**PASSAGE TO READ:**
-----

Even granting that a composite is acceptable, one of its three inputs is built on sand. Halstead Volume is V = N · log₂(η), where N = N₁ + N₂ is total operator + operand occurrences and η = η₁ + η₂ is the count of distinct operators + operands. Computing V requires answering a deceptively hard question: what counts as an operator, and what counts as an operand?

Halstead never gave a language-agnostic, mechanically unambiguous definition — and there isn't one. The classification is tokenizer- and language-dependent, and every tool draws the lines differently:

Is ++ one operator or + applied twice? Is += one operator or two?
Is a function call f(x, y) — does the call () count as an operator? Do the commas? Is f an operand or an operator?
Are [], ., ->, ::, ? : operators? Most tools say yes; they disagree on how many.
Are keywords like if, return, else operators? (The common convention says yes — but it's a convention.)
Do type annotations, generics (List<Map<String, Int>>), decorators, f-string interpolations, or destructuring patterns contribute operators and operands? Each language adds constructs the original C/Pascal scheme never contemplated, and each tool improvises.
How are literals counted — is every distinct integer literal a distinct operand, or are all integers one "operand kind"?

-----

**LISTING:**

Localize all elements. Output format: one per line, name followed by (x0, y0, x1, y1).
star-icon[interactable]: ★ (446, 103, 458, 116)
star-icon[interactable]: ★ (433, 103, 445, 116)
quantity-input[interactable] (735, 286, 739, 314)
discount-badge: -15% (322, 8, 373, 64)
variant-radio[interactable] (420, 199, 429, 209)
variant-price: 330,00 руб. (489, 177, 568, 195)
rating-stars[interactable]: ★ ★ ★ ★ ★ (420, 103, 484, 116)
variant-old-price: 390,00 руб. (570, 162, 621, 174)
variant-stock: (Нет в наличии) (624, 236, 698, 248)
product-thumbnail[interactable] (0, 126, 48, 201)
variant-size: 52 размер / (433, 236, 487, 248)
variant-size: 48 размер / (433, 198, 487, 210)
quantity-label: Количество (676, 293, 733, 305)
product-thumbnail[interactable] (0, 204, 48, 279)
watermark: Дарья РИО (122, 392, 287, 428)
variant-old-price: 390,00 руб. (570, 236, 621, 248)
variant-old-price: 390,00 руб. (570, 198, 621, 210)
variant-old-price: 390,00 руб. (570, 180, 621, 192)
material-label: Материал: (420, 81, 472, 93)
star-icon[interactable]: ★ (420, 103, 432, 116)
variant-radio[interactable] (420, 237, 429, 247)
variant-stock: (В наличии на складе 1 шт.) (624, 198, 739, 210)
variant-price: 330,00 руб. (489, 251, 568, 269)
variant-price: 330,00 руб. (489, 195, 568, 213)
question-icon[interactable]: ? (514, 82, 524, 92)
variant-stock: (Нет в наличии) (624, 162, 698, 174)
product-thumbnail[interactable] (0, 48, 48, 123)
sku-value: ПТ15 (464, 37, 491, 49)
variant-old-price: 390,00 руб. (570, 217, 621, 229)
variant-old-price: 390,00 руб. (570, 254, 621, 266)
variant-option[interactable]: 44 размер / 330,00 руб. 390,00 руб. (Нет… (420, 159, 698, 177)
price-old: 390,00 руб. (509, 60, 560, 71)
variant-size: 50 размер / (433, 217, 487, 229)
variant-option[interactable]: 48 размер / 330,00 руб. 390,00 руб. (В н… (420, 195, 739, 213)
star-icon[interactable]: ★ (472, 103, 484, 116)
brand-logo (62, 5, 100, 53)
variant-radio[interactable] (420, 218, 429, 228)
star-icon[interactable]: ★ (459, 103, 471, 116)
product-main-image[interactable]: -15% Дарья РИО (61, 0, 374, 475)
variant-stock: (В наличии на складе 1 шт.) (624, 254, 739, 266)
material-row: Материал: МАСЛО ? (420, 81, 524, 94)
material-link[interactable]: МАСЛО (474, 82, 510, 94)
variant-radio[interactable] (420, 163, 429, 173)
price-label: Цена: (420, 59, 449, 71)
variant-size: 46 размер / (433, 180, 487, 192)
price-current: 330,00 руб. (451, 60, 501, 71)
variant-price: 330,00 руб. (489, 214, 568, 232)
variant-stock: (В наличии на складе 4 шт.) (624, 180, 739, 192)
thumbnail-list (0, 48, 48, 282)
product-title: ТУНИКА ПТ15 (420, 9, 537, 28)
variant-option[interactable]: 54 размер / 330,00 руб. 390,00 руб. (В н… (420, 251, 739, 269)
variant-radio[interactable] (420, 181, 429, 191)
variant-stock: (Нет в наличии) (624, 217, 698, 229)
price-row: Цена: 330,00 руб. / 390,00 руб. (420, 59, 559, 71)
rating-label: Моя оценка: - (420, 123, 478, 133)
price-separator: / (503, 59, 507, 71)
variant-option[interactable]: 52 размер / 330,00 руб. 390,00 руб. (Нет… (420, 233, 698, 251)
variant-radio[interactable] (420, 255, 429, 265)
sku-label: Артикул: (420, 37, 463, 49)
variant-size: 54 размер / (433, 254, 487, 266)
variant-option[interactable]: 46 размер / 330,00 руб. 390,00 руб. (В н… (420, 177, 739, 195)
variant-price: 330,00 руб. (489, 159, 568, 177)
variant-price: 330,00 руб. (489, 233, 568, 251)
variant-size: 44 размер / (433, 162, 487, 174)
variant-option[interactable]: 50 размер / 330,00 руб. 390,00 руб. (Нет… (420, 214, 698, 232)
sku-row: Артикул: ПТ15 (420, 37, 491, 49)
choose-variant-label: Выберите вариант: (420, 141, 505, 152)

-----

**STATED EXERCISE:** Pick up the passage on Halstead Volume after its final sentence and keep writing it, without mentioning the rows.

**ANSWER TO THIS TASK:**
Because the classification rules differ, η₁, η₂, N₁, N₂ differ, so V differs, so MI differs — for the exact same source file, depending only on which tool tokenized it. Halstead's metrics were criticized for precisely this from early on (Halstead's "software science" has been one of the most disputed corners of software measurement for decades), and the dispute is not academic: it means Volume is not a stable, comparable quantity across languages or even across tools for one language.

Key insight: A measurement you cannot reproduce across instruments is not a measurement; it's a tool artifact. Two MI tools disagreeing on the same file aren't both "approximately right" — they are computing different functions because they tokenize differently. This is the root reason Visual Studio, radon, and SonarQube report different MI numbers for identical code.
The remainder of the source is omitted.